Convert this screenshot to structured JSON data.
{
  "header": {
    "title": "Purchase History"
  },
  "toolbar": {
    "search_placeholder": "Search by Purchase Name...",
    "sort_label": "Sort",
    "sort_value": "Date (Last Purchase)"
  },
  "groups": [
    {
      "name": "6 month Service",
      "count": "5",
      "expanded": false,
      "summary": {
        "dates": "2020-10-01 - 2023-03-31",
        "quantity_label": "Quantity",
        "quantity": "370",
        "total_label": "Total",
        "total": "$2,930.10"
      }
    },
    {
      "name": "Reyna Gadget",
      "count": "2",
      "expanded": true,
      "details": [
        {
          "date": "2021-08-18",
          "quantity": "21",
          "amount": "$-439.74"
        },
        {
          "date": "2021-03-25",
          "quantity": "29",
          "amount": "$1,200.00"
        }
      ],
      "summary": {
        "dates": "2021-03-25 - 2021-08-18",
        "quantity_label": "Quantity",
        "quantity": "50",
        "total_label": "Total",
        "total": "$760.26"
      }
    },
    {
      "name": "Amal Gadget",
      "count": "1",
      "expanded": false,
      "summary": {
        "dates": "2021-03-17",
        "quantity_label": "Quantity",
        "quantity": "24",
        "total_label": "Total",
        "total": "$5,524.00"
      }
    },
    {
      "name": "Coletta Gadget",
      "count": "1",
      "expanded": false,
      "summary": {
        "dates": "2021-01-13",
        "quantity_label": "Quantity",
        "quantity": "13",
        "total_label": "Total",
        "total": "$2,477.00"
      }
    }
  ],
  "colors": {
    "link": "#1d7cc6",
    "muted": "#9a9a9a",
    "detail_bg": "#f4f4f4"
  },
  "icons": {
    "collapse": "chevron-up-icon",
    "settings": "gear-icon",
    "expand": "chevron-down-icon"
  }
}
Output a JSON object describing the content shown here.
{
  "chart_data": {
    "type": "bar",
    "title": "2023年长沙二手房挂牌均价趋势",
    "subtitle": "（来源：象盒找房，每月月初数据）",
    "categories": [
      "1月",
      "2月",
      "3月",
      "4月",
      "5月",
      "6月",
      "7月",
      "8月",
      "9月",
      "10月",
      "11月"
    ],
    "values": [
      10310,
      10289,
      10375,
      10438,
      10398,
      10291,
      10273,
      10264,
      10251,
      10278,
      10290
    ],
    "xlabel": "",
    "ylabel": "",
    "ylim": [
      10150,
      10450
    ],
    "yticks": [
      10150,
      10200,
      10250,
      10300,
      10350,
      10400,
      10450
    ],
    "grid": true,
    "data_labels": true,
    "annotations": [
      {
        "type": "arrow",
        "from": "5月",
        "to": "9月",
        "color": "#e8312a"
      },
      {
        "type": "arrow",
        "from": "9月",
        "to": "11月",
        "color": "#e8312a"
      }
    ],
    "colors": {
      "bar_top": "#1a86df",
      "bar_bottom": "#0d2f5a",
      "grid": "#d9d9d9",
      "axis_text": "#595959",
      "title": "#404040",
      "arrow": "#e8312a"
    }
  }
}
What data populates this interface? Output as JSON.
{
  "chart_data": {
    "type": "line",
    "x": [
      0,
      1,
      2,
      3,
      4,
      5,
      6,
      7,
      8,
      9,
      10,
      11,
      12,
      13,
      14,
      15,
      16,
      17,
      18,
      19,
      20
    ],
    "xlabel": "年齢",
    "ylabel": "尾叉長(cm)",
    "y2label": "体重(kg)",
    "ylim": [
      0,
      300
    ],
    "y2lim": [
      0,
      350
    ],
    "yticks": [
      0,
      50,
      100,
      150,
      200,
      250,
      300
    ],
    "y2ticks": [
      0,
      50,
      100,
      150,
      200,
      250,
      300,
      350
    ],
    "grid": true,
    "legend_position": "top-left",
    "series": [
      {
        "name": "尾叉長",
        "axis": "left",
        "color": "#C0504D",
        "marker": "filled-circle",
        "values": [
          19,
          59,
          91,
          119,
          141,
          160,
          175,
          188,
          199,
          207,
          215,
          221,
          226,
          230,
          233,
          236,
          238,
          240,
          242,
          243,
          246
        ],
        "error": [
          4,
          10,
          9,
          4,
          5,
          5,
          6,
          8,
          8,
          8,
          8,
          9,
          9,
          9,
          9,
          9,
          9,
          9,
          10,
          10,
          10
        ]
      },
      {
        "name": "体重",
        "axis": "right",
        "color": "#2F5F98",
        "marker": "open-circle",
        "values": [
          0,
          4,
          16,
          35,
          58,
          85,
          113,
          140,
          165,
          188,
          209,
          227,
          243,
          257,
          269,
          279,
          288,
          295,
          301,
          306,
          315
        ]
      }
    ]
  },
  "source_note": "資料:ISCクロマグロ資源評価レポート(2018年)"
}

──────────────────────────────

SHORT EXERCISE. Copy all the lines, exactly.

EXERCISE SOLUTION.
Convert this screenshot to structured JSON data.
{
  "header": {
    "title": "Purchase History"
  },
  "toolbar": {
    "search_placeholder": "Search by Purchase Name...",
    "sort_label": "Sort",
    "sort_value": "Date (Last Purchase)"
  },
  "groups": [
    {
      "name": "6 month Service",
      "count": "5",
      "expanded": false,
      "summary": {
        "dates": "2020-10-01 - 2023-03-31",
        "quantity_label": "Quantity",
        "quantity": "370",
        "total_label": "Total",
        "total": "$2,930.10"
      }
    },
    {
      "name": "Reyna Gadget",
      "count": "2",
      "expanded": true,
      "details": [
        {
          "date": "2021-08-18",
          "quantity": "21",
          "amount": "$-439.74"
        },
        {
          "date": "2021-03-25",
          "quantity": "29",
          "amount": "$1,200.00"
        }
      ],
      "summary": {
        "dates": "2021-03-25 - 2021-08-18",
        "quantity_label": "Quantity",
        "quantity": "50",
        "total_label": "Total",
        "total": "$760.26"
      }
    },
    {
      "name": "Amal Gadget",
      "count": "1",
      "expanded": false,
      "summary": {
        "dates": "2021-03-17",
        "quantity_label": "Quantity",
        "quantity": "24",
        "total_label": "Total",
        "total": "$5,524.00"
      }
    },
    {
      "name": "Coletta Gadget",
      "count": "1",
      "expanded": false,
      "summary": {
        "dates": "2021-01-13",
        "quantity_label": "Quantity",
        "quantity": "13",
        "total_label": "Total",
        "total": "$2,477.00"
      }
    }
  ],
  "colors": {
    "link": "#1d7cc6",
    "muted": "#9a9a9a",
    "detail_bg": "#f4f4f4"
  },
  "icons": {
    "collapse": "chevron-up-icon",
    "settings": "gear-icon",
    "expand": "chevron-down-icon"
  }
}
Output a JSON object describing the content shown here.
{
  "chart_data": {
    "type": "bar",
    "title": "2023年长沙二手房挂牌均价趋势",
    "subtitle": "（来源：象盒找房，每月月初数据）",
    "categories": [
      "1月",
      "2月",
      "3月",
      "4月",
      "5月",
      "6月",
      "7月",
      "8月",
      "9月",
      "10月",
      "11月"
    ],
    "values": [
      10310,
      10289,
      10375,
      10438,
      10398,
      10291,
      10273,
      10264,
      10251,
      10278,
      10290
    ],
    "xlabel": "",
    "ylabel": "",
    "ylim": [
      10150,
      10450
    ],
    "yticks": [
      10150,
      10200,
      10250,
      10300,
      10350,
      10400,
      10450
    ],
    "grid": true,
    "data_labels": true,
    "annotations": [
      {
        "type": "arrow",
        "from": "5月",
        "to": "9月",
        "color": "#e8312a"
      },
      {
        "type": "arrow",
        "from": "9月",
        "to": "11月",
        "color": "#e8312a"
      }
    ],
    "colors": {
      "bar_top": "#1a86df",
      "bar_bottom": "#0d2f5a",
      "grid": "#d9d9d9",
      "axis_text": "#595959",
      "title": "#404040",
      "arrow": "#e8312a"
    }
  }
}
What data populates this interface? Output as JSON.
{
  "chart_data": {
    "type": "line",
    "x": [
      0,
      1,
      2,
      3,
      4,
      5,
      6,
      7,
      8,
      9,
      10,
      11,
      12,
      13,
      14,
      15,
      16,
      17,
      18,
      19,
      20
    ],
    "xlabel": "年齢",
    "ylabel": "尾叉長(cm)",
    "y2label": "体重(kg)",
    "ylim": [
      0,
      300
    ],
    "y2lim": [
      0,
      350
    ],
    "yticks": [
      0,
      50,
      100,
      150,
      200,
      250,
      300
    ],
    "y2ticks": [
      0,
      50,
      100,
      150,
      200,
      250,
      300,
      350
    ],
    "grid": true,
    "legend_position": "top-left",
    "series": [
      {
        "name": "尾叉長",
        "axis": "left",
        "color": "#C0504D",
        "marker": "filled-circle",
        "values": [
          19,
          59,
          91,
          119,
          141,
          160,
          175,
          188,
          199,
          207,
          215,
          221,
          226,
          230,
          233,
          236,
          238,
          240,
          242,
          243,
          246
        ],
        "error": [
          4,
          10,
          9,
          4,
          5,
          5,
          6,
          8,
          8,
          8,
          8,
          9,
          9,
          9,
          9,
          9,
          9,
          9,
          10,
          10,
          10
        ]
      },
      {
        "name": "体重",
        "axis": "right",
        "color": "#2F5F98",
        "marker": "open-circle",
        "values": [
          0,
          4,
          16,
          35,
          58,
          85,
          113,
          140,
          165,
          188,
          209,
          227,
          243,
          257,
          269,
          279,
          288,
          295,
          301,
          306,
          315
        ]
      }
    ]
  },
  "source_note": "資料:ISCクロマグロ資源評価レポート(2018年)"
}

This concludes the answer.